[Recorded data]
+---+
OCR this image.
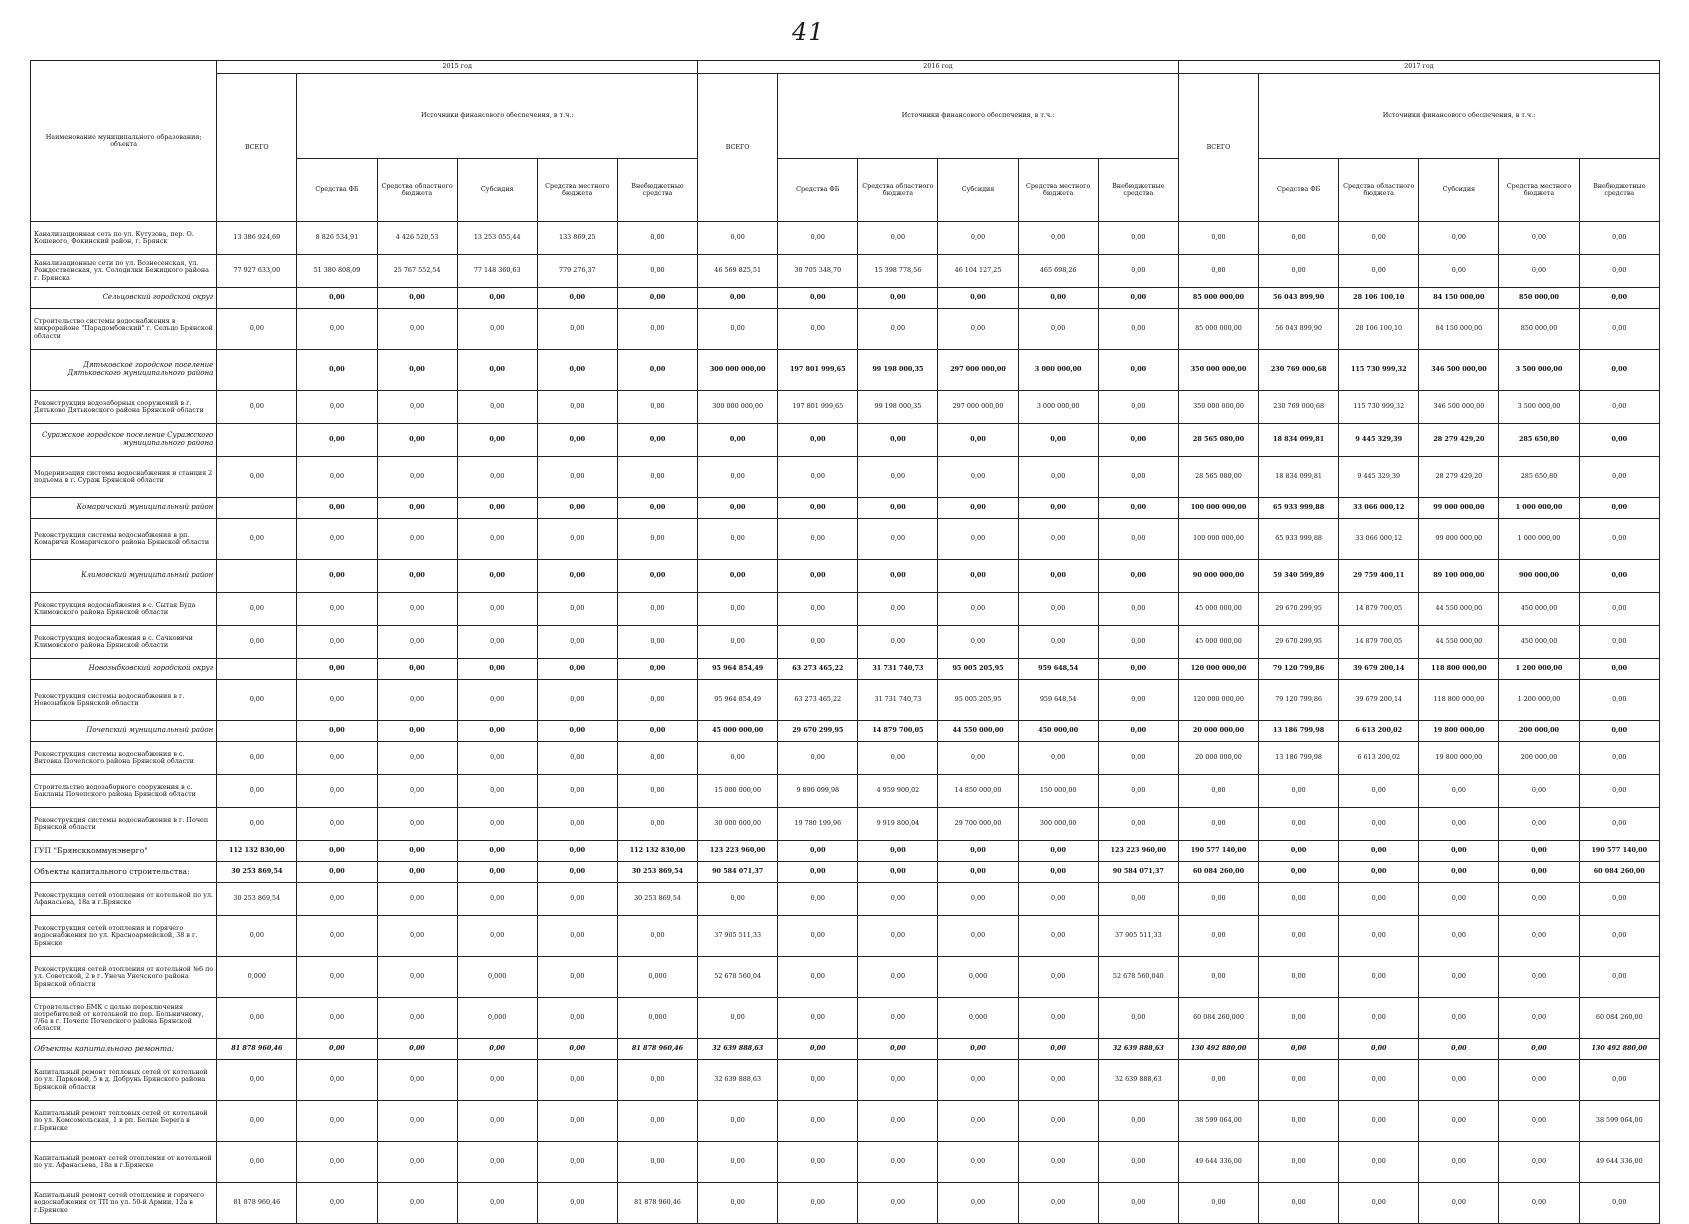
41
Наименование муниципального образования; объекта	2015 год						2016 год						2017 год					
	ВСЕГО	Источники финансового обеспечения, в т.ч.:					ВСЕГО	Источники финансового обеспечения, в т.ч.:					ВСЕГО	Источники финансового обеспечения, в т.ч.:				
		Средства ФБ	Средства областного бюджета	Субсидия	Средства местного бюджета	Внебюджетные средства		Средства ФБ	Средства областного бюджета	Субсидия	Средства местного бюджета	Внебюджетные средства		Средства ФБ	Средства областного бюджета	Субсидия	Средства местного бюджета	Внебюджетные средства
Канализационная сеть по ул. Кутузова, пер. О. Кошевого, Фокинский район, г. Брянск	13 386 924,69	8 826 534,91	4 426 520,53	13 253 055,44	133 869,25	0,00	0,00	0,00	0,00	0,00	0,00	0,00	0,00	0,00	0,00	0,00	0,00	0,00
Канализационные сети по ул. Вознесенская, ул. Рождественская, ул. Солодилки Бежицкого района г. Брянска	77 927 633,00	51 380 808,09	25 767 552,54	77 148 360,63	779 276,37	0,00	46 569 825,51	30 705 348,70	15 398 778,56	46 104 127,25	465 698,26	0,00	0,00	0,00	0,00	0,00	0,00	0,00
Сельцовский городской округ		0,00	0,00	0,00	0,00	0,00	0,00	0,00	0,00	0,00	0,00	0,00	85 000 000,00	56 043 899,90	28 106 100,10	84 150 000,00	850 000,00	0,00
Строительство системы водоснабжения в микрорайоне "Парадомбовский" г. Сельцо Брянской области	0,00	0,00	0,00	0,00	0,00	0,00	0,00	0,00	0,00	0,00	0,00	0,00	85 000 000,00	56 043 899,90	28 106 100,10	84 150 000,00	850 000,00	0,00
Дятьковское городское поселение Дятьковского муниципального района		0,00	0,00	0,00	0,00	0,00	300 000 000,00	197 801 999,65	99 198 000,35	297 000 000,00	3 000 000,00	0,00	350 000 000,00	230 769 000,68	115 730 999,32	346 500 000,00	3 500 000,00	0,00
Реконструкция водозаборных сооружений в г. Дятьково Дятьковского района Брянской области	0,00	0,00	0,00	0,00	0,00	0,00	300 000 000,00	197 801 999,65	99 198 000,35	297 000 000,00	3 000 000,00	0,00	350 000 000,00	230 769 000,68	115 730 999,32	346 500 000,00	3 500 000,00	0,00
Суражское городское поселение Суражского муниципального района		0,00	0,00	0,00	0,00	0,00	0,00	0,00	0,00	0,00	0,00	0,00	28 565 080,00	18 834 099,81	9 445 329,39	28 279 429,20	285 650,80	0,00
Модернизация системы водоснабжения и станция 2 подъема в г. Сураж Брянской области	0,00	0,00	0,00	0,00	0,00	0,00	0,00	0,00	0,00	0,00	0,00	0,00	28 565 080,00	18 834 099,81	9 445 329,39	28 279 429,20	285 650,80	0,00
Комаричский муниципальный район		0,00	0,00	0,00	0,00	0,00	0,00	0,00	0,00	0,00	0,00	0,00	100 000 000,00	65 933 999,88	33 066 000,12	99 000 000,00	1 000 000,00	0,00
Реконструкция системы водоснабжения в рп. Комаричи Комаричского района Брянской области	0,00	0,00	0,00	0,00	0,00	0,00	0,00	0,00	0,00	0,00	0,00	0,00	100 000 000,00	65 933 999,88	33 066 000,12	99 000 000,00	1 000 000,00	0,00
Климовский муниципальный район		0,00	0,00	0,00	0,00	0,00	0,00	0,00	0,00	0,00	0,00	0,00	90 000 000,00	59 340 599,89	29 759 400,11	89 100 000,00	900 000,00	0,00
Реконструкция водоснабжения в с. Сытая Буда Климовского района Брянской области	0,00	0,00	0,00	0,00	0,00	0,00	0,00	0,00	0,00	0,00	0,00	0,00	45 000 000,00	29 670 299,95	14 879 700,05	44 550 000,00	450 000,00	0,00
Реконструкция водоснабжения в с. Сачковичи Климовского района Брянской области	0,00	0,00	0,00	0,00	0,00	0,00	0,00	0,00	0,00	0,00	0,00	0,00	45 000 000,00	29 670 299,95	14 879 700,05	44 550 000,00	450 000,00	0,00
Новозыбковский городской округ		0,00	0,00	0,00	0,00	0,00	95 964 854,49	63 273 465,22	31 731 740,73	95 005 205,95	959 648,54	0,00	120 000 000,00	79 120 799,86	39 679 200,14	118 800 000,00	1 200 000,00	0,00
Реконструкция системы водоснабжения в г. Новозыбков Брянской области	0,00	0,00	0,00	0,00	0,00	0,00	95 964 854,49	63 273 465,22	31 731 740,73	95 005 205,95	959 648,54	0,00	120 000 000,00	79 120 799,86	39 679 200,14	118 800 000,00	1 200 000,00	0,00
Почепский муниципальный район		0,00	0,00	0,00	0,00	0,00	45 000 000,00	29 670 299,95	14 879 700,05	44 550 000,00	450 000,00	0,00	20 000 000,00	13 186 799,98	6 613 200,02	19 800 000,00	200 000,00	0,00
Реконструкция системы водоснабжения в с. Витовка Почепского района Брянской области	0,00	0,00	0,00	0,00	0,00	0,00	0,00	0,00	0,00	0,00	0,00	0,00	20 000 000,00	13 186 799,98	6 613 200,02	19 800 000,00	200 000,00	0,00
Строительство водозаборного сооружения в с. Бакланы Почепского района Брянской области	0,00	0,00	0,00	0,00	0,00	0,00	15 000 000,00	9 890 099,98	4 959 900,02	14 850 000,00	150 000,00	0,00	0,00	0,00	0,00	0,00	0,00	0,00
Реконструкция системы водоснабжения в г. Почеп Брянской области	0,00	0,00	0,00	0,00	0,00	0,00	30 000 000,00	19 780 199,96	9 919 800,04	29 700 000,00	300 000,00	0,00	0,00	0,00	0,00	0,00	0,00	0,00
ГУП "Брянсккоммунэнерго"	112 132 830,00	0,00	0,00	0,00	0,00	112 132 830,00	123 223 960,00	0,00	0,00	0,00	0,00	123 223 960,00	190 577 140,00	0,00	0,00	0,00	0,00	190 577 140,00
Объекты капитального строительства:	30 253 869,54	0,00	0,00	0,00	0,00	30 253 869,54	90 584 071,37	0,00	0,00	0,00	0,00	90 584 071,37	60 084 260,00	0,00	0,00	0,00	0,00	60 084 260,00
Реконструкция сетей отопления от котельной по ул. Афанасьева, 18а в г.Брянске	30 253 869,54	0,00	0,00	0,00	0,00	30 253 869,54	0,00	0,00	0,00	0,00	0,00	0,00	0,00	0,00	0,00	0,00	0,00	0,00
Реконструкция сетей отопления и горячего водоснабжения по ул. Красноармейской, 38 в г. Брянске	0,00	0,00	0,00	0,00	0,00	0,00	37 905 511,33	0,00	0,00	0,00	0,00	37 905 511,33	0,00	0,00	0,00	0,00	0,00	0,00
Реконструкция сетей отопления от котельной №6 по ул. Советской, 2 в г. Унеча Унечского района Брянской области	0,000	0,00	0,00	0,000	0,00	0,000	52 678 560,04	0,00	0,00	0,000	0,00	52 678 560,040	0,00	0,00	0,00	0,00	0,00	0,00
Строительство БМК с целью переключения потребителей от котельной по пер. Больничному, 7/6а в г. Почепе Почепского района Брянской области	0,00	0,00	0,00	0,000	0,00	0,000	0,00	0,00	0,00	0,000	0,00	0,00	60 084 260,000	0,00	0,00	0,00	0,00	60 084 260,00
Объекты капитального ремонта:	81 878 960,46	0,00	0,00	0,00	0,00	81 878 960,46	32 639 888,63	0,00	0,00	0,00	0,00	32 639 888,63	130 492 880,00	0,00	0,00	0,00	0,00	130 492 880,00
Капитальный ремонт тепловых сетей от котельной по ул. Парковой, 5 в д. Добрунь Брянского района Брянской области	0,00	0,00	0,00	0,00	0,00	0,00	32 639 888,63	0,00	0,00	0,00	0,00	32 639 888,63	0,00	0,00	0,00	0,00	0,00	0,00
Капитальный ремонт тепловых сетей от котельной по ул. Комсомольская, 1 в рп. Белые Берега в г.Брянске	0,00	0,00	0,00	0,00	0,00	0,00	0,00	0,00	0,00	0,00	0,00	0,00	38 599 064,00	0,00	0,00	0,00	0,00	38 599 064,00
Капитальный ремонт сетей отопления от котельной по ул. Афанасьева, 18а в г.Брянске	0,00	0,00	0,00	0,00	0,00	0,00	0,00	0,00	0,00	0,00	0,00	0,00	49 644 336,00	0,00	0,00	0,00	0,00	49 644 336,00
Капитальный ремонт сетей отопления и горячего водоснабжения от ТП по ул. 50-й Армии, 12а в г.Брянске	81 878 960,46	0,00	0,00	0,00	0,00	81 878 960,46	0,00	0,00	0,00	0,00	0,00	0,00	0,00	0,00	0,00	0,00	0,00	0,00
+---+
▸ **WHAT IS NEEDED**: From the records above, copy every line that holds the word "округ".

▸ **THE SOLUTION**:
Сельцовский городской округ		0,00	0,00	0,00	0,00	0,00	0,00	0,00	0,00	0,00	0,00	0,00	85 000 000,00	56 043 899,90	28 106 100,10	84 150 000,00	850 000,00	0,00
Новозыбковский городской округ		0,00	0,00	0,00	0,00	0,00	95 964 854,49	63 273 465,22	31 731 740,73	95 005 205,95	959 648,54	0,00	120 000 000,00	79 120 799,86	39 679 200,14	118 800 000,00	1 200 000,00	0,00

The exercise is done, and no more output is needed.